Más tarde, con el advenimiento de la mitología cristiana, quedó asimilada con la fuente del cáliz, es decir, como fuente de vida ("quien beba de mi sangre y coma de mi carne vivirá eternamente"). En esta historia interviene la leyenda que surgió en torno a José de Arimatea, quien trajo hasta aquí la copa de la Última Cena, esto es, el Santo Grial, elemento que nos introduce de lleno en lo que se conoce en el mundo literario como Materia Bretaña, o ciclo artúrico, pues son los caballeros de la Tabla Redonda los encargados de buscarlo por todas partes para salvar a Camelot de los males que le aquejan.

Supongo que hoy nadie cree en todo esto, siendo esto un cúmulo de mitos, leyendas, costumbres antiguas y ritos que no sé exactamente dónde comienza y dónde acaba. Lo cierto es que los anglosajones, creadores del pragmatismo, tienen una indudable habilidad para sacar provecho de muchas cosas y convertir un lugar, que podría ser simplemente otro de esos muchos sitios más o menos bucólicos, en un pueblo rentable. Y no lo digo en un sentido despectivo, sino con admiración, porque transforman esos espacios en centros agradables, donde se puede pasear sin agobios, tomar un té o una cerveza si se tiene sed, meditar si se forma parte de alguna de las tribus mistico-paganas de la modernidad o, sencillamente, sentarse en un banco si se está cansado.

[Registros de anotación de diseño]

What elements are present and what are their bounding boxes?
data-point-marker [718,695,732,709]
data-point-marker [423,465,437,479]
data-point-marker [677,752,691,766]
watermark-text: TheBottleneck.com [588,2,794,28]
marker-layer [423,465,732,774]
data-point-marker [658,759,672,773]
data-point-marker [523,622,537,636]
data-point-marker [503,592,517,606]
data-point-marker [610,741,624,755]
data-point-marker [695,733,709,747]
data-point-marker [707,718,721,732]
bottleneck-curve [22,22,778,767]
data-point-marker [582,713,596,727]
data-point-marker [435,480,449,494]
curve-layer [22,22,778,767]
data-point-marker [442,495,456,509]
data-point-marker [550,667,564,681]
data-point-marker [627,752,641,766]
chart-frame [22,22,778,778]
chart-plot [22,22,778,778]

# [TAREAS]
1 > Según el pasaje sobre el Santo Grial, ¿quién trajo hasta aquí la copa de la Última Cena?
2 > Enumera los elementos que, según el pasaje sobre el Santo Grial, forman el cúmulo en el que supuestamente hoy nadie cree.
3 > Prosigue el pasaje sobre el Santo Grial a partir de su última frase.
Los registros no son necesarios.

# [RESPUESTAS FINALES]
1 > José de Arimatea.

2 > Mitos, leyendas, costumbres antiguas y ritos.

3 >
A eso le llamo pragmatismo, que siempre es más civilizado y más rentable que enzarzarse en una polémica estéril sobre la pureza de las creencias y sus significados, mientras dejamos que un lugar hermoso vaya convirtiéndose lentamente en un sitio cubierto de zarzas que a nadie atrae y del que nadie puede disfrutar.